▸ **Written problem**:
Below are some records. Copy every line in them that holds "Phase".

▸ **Given entries**:
▶
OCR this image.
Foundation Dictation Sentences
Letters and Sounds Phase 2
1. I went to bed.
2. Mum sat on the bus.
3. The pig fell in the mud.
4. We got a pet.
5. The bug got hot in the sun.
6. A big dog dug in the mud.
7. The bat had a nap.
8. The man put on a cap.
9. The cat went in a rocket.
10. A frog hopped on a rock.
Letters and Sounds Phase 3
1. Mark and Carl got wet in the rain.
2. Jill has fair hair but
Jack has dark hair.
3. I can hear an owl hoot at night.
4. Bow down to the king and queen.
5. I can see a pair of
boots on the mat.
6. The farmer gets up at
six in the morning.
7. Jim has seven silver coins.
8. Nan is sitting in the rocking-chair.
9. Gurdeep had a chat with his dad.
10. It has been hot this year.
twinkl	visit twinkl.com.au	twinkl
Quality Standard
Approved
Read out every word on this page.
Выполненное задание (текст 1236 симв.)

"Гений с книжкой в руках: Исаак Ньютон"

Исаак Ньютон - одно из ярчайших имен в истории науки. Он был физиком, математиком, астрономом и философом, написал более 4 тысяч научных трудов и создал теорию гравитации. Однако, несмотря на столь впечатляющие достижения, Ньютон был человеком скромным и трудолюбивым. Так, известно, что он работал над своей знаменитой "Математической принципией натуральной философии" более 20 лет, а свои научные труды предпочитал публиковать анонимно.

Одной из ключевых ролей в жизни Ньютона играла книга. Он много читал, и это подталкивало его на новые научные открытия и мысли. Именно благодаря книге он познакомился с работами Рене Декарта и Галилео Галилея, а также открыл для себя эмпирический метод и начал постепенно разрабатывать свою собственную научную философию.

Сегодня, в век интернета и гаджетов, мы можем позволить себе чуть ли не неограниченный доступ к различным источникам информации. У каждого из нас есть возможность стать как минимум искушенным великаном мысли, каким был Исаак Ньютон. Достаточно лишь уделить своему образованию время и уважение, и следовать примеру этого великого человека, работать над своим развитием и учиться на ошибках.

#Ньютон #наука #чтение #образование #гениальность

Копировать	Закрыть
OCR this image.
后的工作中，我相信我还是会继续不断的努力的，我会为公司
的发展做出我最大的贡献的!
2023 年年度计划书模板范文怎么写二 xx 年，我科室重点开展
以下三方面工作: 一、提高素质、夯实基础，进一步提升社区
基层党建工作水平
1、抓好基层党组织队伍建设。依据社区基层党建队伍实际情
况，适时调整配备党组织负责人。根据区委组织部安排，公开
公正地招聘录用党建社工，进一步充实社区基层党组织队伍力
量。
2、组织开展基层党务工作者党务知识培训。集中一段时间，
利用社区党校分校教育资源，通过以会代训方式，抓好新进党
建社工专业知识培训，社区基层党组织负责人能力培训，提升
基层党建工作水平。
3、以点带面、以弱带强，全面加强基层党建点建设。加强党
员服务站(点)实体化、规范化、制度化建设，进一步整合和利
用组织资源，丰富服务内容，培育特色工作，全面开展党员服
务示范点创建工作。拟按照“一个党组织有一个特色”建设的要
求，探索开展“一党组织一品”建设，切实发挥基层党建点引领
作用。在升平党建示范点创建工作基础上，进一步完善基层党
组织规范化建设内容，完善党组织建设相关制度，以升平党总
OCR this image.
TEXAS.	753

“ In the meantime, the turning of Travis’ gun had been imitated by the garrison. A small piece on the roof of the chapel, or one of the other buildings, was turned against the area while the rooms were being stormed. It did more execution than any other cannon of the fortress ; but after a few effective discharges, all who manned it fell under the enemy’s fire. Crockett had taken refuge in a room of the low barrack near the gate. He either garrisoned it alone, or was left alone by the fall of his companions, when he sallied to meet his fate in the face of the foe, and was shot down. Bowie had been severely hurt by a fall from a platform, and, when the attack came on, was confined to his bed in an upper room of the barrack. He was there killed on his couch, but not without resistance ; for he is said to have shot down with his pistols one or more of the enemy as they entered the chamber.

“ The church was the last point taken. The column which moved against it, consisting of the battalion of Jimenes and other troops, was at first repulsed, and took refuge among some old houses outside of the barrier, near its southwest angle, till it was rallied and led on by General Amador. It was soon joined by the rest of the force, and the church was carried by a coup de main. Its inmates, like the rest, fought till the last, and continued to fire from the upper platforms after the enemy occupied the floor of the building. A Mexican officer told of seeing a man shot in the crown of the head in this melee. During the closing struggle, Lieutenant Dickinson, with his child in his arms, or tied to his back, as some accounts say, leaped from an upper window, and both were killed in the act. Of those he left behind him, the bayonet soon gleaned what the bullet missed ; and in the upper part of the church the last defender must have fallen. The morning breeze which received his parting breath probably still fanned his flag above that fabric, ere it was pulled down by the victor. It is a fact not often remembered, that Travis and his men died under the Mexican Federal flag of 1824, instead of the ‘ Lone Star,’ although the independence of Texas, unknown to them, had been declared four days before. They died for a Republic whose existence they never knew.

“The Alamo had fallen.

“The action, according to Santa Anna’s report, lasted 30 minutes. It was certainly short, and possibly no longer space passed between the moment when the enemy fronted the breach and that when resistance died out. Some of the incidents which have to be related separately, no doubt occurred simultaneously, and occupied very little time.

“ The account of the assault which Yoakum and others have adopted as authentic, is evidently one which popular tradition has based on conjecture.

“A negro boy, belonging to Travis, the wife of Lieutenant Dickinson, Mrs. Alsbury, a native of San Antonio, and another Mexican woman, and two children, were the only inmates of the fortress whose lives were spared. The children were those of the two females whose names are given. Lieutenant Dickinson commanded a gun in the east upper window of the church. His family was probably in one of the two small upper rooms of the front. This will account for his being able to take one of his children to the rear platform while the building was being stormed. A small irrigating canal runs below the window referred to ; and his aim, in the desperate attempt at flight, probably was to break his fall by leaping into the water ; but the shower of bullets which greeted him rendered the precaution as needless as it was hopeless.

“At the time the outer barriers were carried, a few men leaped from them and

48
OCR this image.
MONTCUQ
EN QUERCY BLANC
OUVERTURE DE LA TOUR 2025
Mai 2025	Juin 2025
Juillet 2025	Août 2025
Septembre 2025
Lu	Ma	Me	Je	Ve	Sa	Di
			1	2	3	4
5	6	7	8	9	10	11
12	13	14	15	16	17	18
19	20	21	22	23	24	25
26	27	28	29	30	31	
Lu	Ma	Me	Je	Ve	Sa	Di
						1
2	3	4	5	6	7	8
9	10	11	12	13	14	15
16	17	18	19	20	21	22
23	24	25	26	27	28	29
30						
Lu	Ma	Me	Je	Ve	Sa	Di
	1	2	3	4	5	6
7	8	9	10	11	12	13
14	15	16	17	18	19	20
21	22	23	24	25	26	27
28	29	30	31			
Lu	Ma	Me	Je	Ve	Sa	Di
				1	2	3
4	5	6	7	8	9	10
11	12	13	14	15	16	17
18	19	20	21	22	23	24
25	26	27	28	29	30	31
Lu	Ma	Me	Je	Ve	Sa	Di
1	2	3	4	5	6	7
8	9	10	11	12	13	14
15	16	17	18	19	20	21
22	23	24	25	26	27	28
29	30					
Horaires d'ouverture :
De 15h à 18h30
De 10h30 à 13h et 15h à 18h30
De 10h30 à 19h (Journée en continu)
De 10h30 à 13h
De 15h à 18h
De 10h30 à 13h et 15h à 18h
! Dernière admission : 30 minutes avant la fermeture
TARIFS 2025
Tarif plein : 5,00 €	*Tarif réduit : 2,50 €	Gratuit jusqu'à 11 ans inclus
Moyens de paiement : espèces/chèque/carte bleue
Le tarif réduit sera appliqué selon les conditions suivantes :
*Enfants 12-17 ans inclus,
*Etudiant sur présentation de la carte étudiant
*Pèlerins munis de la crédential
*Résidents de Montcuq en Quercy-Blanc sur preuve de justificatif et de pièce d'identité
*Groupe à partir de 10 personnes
◀
▸ **Final answer**:
Letters and Sounds Phase 2
Letters and Sounds Phase 3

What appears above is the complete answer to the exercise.